Material for this task:
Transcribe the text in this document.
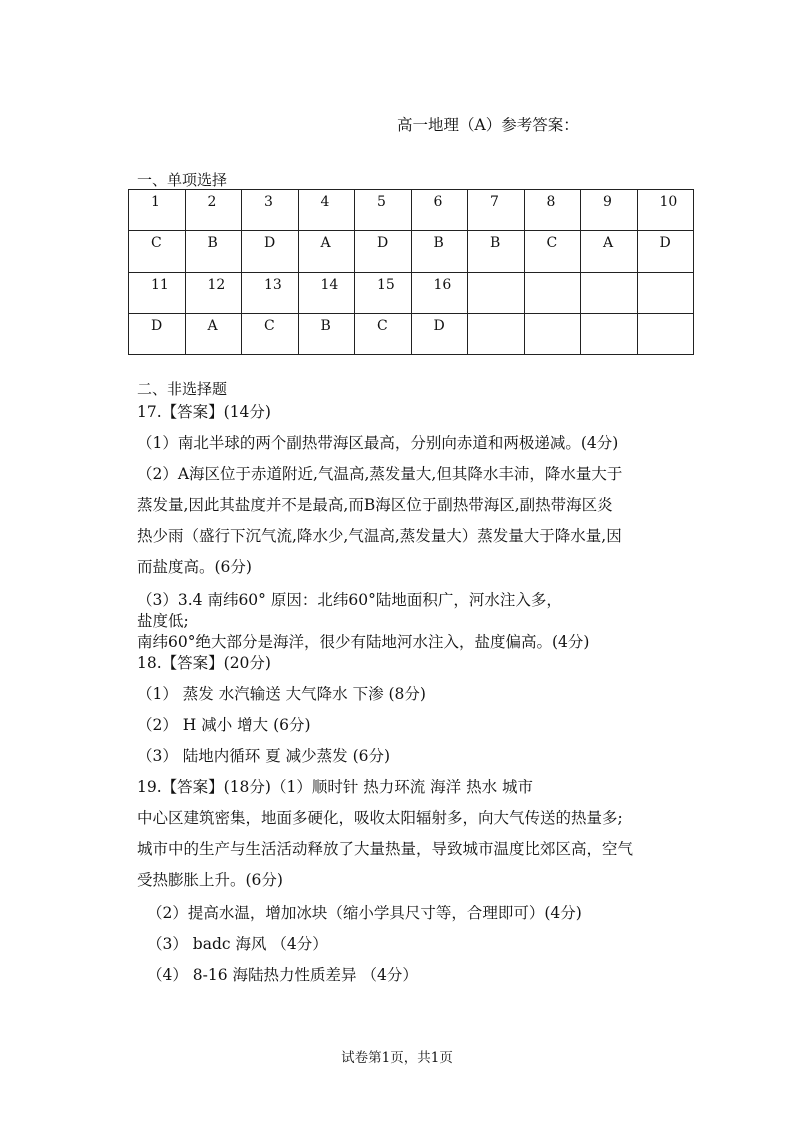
高一地理（A）参考答案：
一、单项选择
1	2	3	4	5	6	7	8	9	10
C	B	D	A	D	B	B	C	A	D
11	12	13	14	15	16				
D	A	C	B	C	D				
二、非选择题
17.【答案】(14分)
（1）南北半球的两个副热带海区最高，分别向赤道和两极递减。(4分)
（2）A海区位于赤道附近,气温高,蒸发量大,但其降水丰沛，降水量大于
蒸发量,因此其盐度并不是最高,而B海区位于副热带海区,副热带海区炎
热少雨（盛行下沉气流,降水少,气温高,蒸发量大）蒸发量大于降水量,因
而盐度高。(6分)
（3）3.4 南纬60° 原因：北纬60°陆地面积广，河水注入多，
盐度低;
南纬60°绝大部分是海洋，很少有陆地河水注入，盐度偏高。(4分)
18.【答案】(20分)
（1） 蒸发 水汽输送 大气降水 下渗 (8分)
（2） H 减小 增大 (6分)
（3） 陆地内循环 夏 减少蒸发 (6分)
19.【答案】(18分)（1）顺时针 热力环流 海洋 热水 城市
中心区建筑密集，地面多硬化，吸收太阳辐射多，向大气传送的热量多;
城市中的生产与生活活动释放了大量热量，导致城市温度比郊区高，空气
受热膨胀上升。(6分)
（2）提高水温，增加冰块（缩小学具尺寸等，合理即可）(4分)
（3） badc 海风 （4分）
（4） 8-16 海陆热力性质差异 （4分）
试卷第1页，共1页
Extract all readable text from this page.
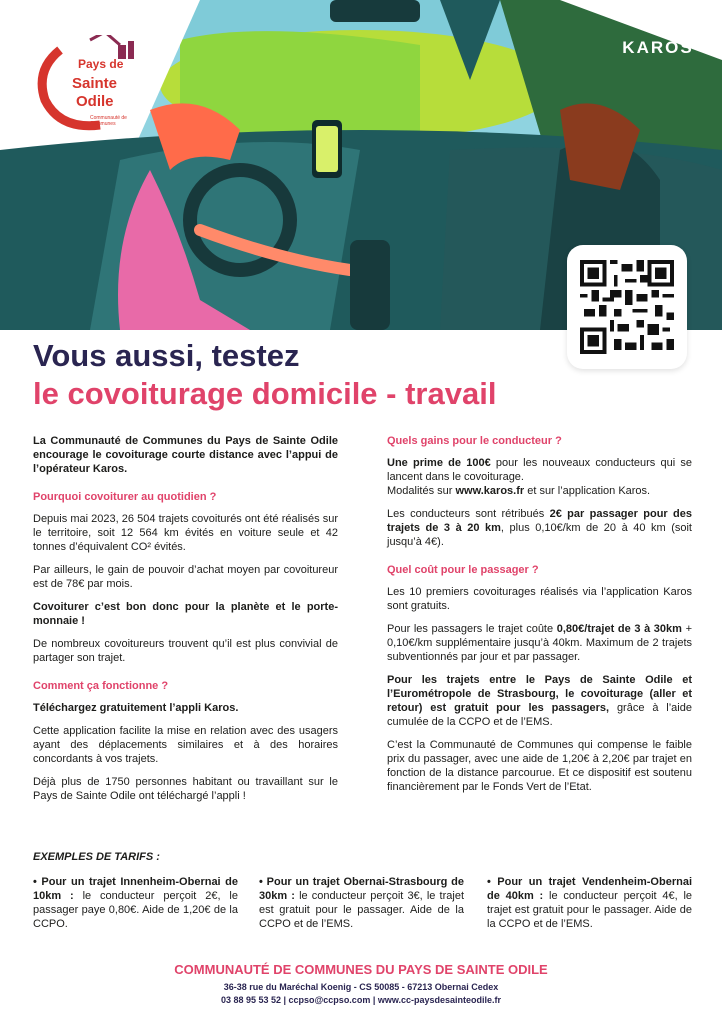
Pays de
Sainte
Odile
Communauté de Communes
♛
KAROS
Vous aussi, testez
le covoiturage domicile - travail

La Communauté de Communes du Pays de Sainte Odile encourage le covoiturage courte distance avec l’appui de l’opérateur Karos.

Pourquoi covoiturer au quotidien ?

Depuis mai 2023, 26 504 trajets covoiturés ont été réalisés sur le territoire, soit 12 564 km évités en voiture seule et 42 tonnes d’équivalent CO² évités.

Par ailleurs, le gain de pouvoir d’achat moyen par covoitureur est de 78€ par mois.

Covoiturer c’est bon donc pour la planète et le porte-monnaie !

De nombreux covoitureurs trouvent qu’il est plus convivial de partager son trajet.

Comment ça fonctionne ?

Téléchargez gratuitement l’appli Karos.

Cette application facilite la mise en relation avec des usagers ayant des déplacements similaires et à des horaires concordants à vos trajets.

Déjà plus de 1750 personnes habitant ou travaillant sur le Pays de Sainte Odile ont téléchargé l’appli !

Quels gains pour le conducteur ?

Une prime de 100€ pour les nouveaux conducteurs qui se lancent dans le covoiturage.
Modalités sur www.karos.fr et sur l’application Karos.

Les conducteurs sont rétribués 2€ par passager pour des trajets de 3 à 20 km, plus 0,10€/km de 20 à 40 km (soit jusqu’à 4€).

Quel coût pour le passager ?

Les 10 premiers covoiturages réalisés via l’application Karos sont gratuits.

Pour les passagers le trajet coûte 0,80€/trajet de 3 à 30km + 0,10€/km supplémentaire jusqu’à 40km. Maximum de 2 trajets subventionnés par jour et par passager.

Pour les trajets entre le Pays de Sainte Odile et l’Eurométropole de Strasbourg, le covoiturage (aller et retour) est gratuit pour les passagers, grâce à l’aide cumulée de la CCPO et de l’EMS.

C’est la Communauté de Communes qui compense le faible prix du passager, avec une aide de 1,20€ à 2,20€ par trajet en fonction de la distance parcourue. Et ce dispositif est soutenu financièrement par le Fonds Vert de l’Etat.

EXEMPLES DE TARIFS :
• Pour un trajet Innenheim-Obernai de 10km : le conducteur perçoit 2€, le passager paye 0,80€. Aide de 1,20€ de la CCPO.
• Pour un trajet Obernai-Strasbourg de 30km : le conducteur perçoit 3€, le trajet est gratuit pour le passager. Aide de la CCPO et de l’EMS.
• Pour un trajet Vendenheim-Obernai de 40km : le conducteur perçoit 4€, le trajet est gratuit pour le passager. Aide de la CCPO et de l’EMS.
COMMUNAUTÉ DE COMMUNES DU PAYS DE SAINTE ODILE
36-38 rue du Maréchal Koenig - CS 50085 - 67213 Obernai Cedex
03 88 95 53 52 | ccpso@ccpso.com | www.cc-paysdesainteodile.fr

Work to complete: Leave out the pictures and print every line of the data exactly.

Result for this task:
Transcribe the text in this document.
高一地理（A）参考答案：
一、单项选择
1	2	3	4	5	6	7	8	9	10
C	B	D	A	D	B	B	C	A	D
11	12	13	14	15	16				
D	A	C	B	C	D				
二、非选择题
17.【答案】(14分)
（1）南北半球的两个副热带海区最高，分别向赤道和两极递减。(4分)
（2）A海区位于赤道附近,气温高,蒸发量大,但其降水丰沛，降水量大于
蒸发量,因此其盐度并不是最高,而B海区位于副热带海区,副热带海区炎
热少雨（盛行下沉气流,降水少,气温高,蒸发量大）蒸发量大于降水量,因
而盐度高。(6分)
（3）3.4 南纬60° 原因：北纬60°陆地面积广，河水注入多，
盐度低;
南纬60°绝大部分是海洋，很少有陆地河水注入，盐度偏高。(4分)
18.【答案】(20分)
（1） 蒸发 水汽输送 大气降水 下渗 (8分)
（2） H 减小 增大 (6分)
（3） 陆地内循环 夏 减少蒸发 (6分)
19.【答案】(18分)（1）顺时针 热力环流 海洋 热水 城市
中心区建筑密集，地面多硬化，吸收太阳辐射多，向大气传送的热量多;
城市中的生产与生活活动释放了大量热量，导致城市温度比郊区高，空气
受热膨胀上升。(6分)
（2）提高水温，增加冰块（缩小学具尺寸等，合理即可）(4分)
（3） badc 海风 （4分）
（4） 8-16 海陆热力性质差异 （4分）
试卷第1页，共1页
Extract all readable text from this page.
Pays de
Sainte
Odile
Communauté de Communes
♛
KAROS
Vous aussi, testez
le covoiturage domicile - travail

La Communauté de Communes du Pays de Sainte Odile encourage le covoiturage courte distance avec l’appui de l’opérateur Karos.

Pourquoi covoiturer au quotidien ?

Depuis mai 2023, 26 504 trajets covoiturés ont été réalisés sur le territoire, soit 12 564 km évités en voiture seule et 42 tonnes d’équivalent CO² évités.

Par ailleurs, le gain de pouvoir d’achat moyen par covoitureur est de 78€ par mois.

Covoiturer c’est bon donc pour la planète et le porte-monnaie !

De nombreux covoitureurs trouvent qu’il est plus convivial de partager son trajet.

Comment ça fonctionne ?

Téléchargez gratuitement l’appli Karos.

Cette application facilite la mise en relation avec des usagers ayant des déplacements similaires et à des horaires concordants à vos trajets.

Déjà plus de 1750 personnes habitant ou travaillant sur le Pays de Sainte Odile ont téléchargé l’appli !

Quels gains pour le conducteur ?

Une prime de 100€ pour les nouveaux conducteurs qui se lancent dans le covoiturage.
Modalités sur www.karos.fr et sur l’application Karos.

Les conducteurs sont rétribués 2€ par passager pour des trajets de 3 à 20 km, plus 0,10€/km de 20 à 40 km (soit jusqu’à 4€).

Quel coût pour le passager ?

Les 10 premiers covoiturages réalisés via l’application Karos sont gratuits.

Pour les passagers le trajet coûte 0,80€/trajet de 3 à 30km + 0,10€/km supplémentaire jusqu’à 40km. Maximum de 2 trajets subventionnés par jour et par passager.

Pour les trajets entre le Pays de Sainte Odile et l’Eurométropole de Strasbourg, le covoiturage (aller et retour) est gratuit pour les passagers, grâce à l’aide cumulée de la CCPO et de l’EMS.

C’est la Communauté de Communes qui compense le faible prix du passager, avec une aide de 1,20€ à 2,20€ par trajet en fonction de la distance parcourue. Et ce dispositif est soutenu financièrement par le Fonds Vert de l’Etat.

EXEMPLES DE TARIFS :
• Pour un trajet Innenheim-Obernai de 10km : le conducteur perçoit 2€, le passager paye 0,80€. Aide de 1,20€ de la CCPO.
• Pour un trajet Obernai-Strasbourg de 30km : le conducteur perçoit 3€, le trajet est gratuit pour le passager. Aide de la CCPO et de l’EMS.
• Pour un trajet Vendenheim-Obernai de 40km : le conducteur perçoit 4€, le trajet est gratuit pour le passager. Aide de la CCPO et de l’EMS.
COMMUNAUTÉ DE COMMUNES DU PAYS DE SAINTE ODILE
36-38 rue du Maréchal Koenig - CS 50085 - 67213 Obernai Cedex
03 88 95 53 52 | ccpso@ccpso.com | www.cc-paysdesainteodile.fr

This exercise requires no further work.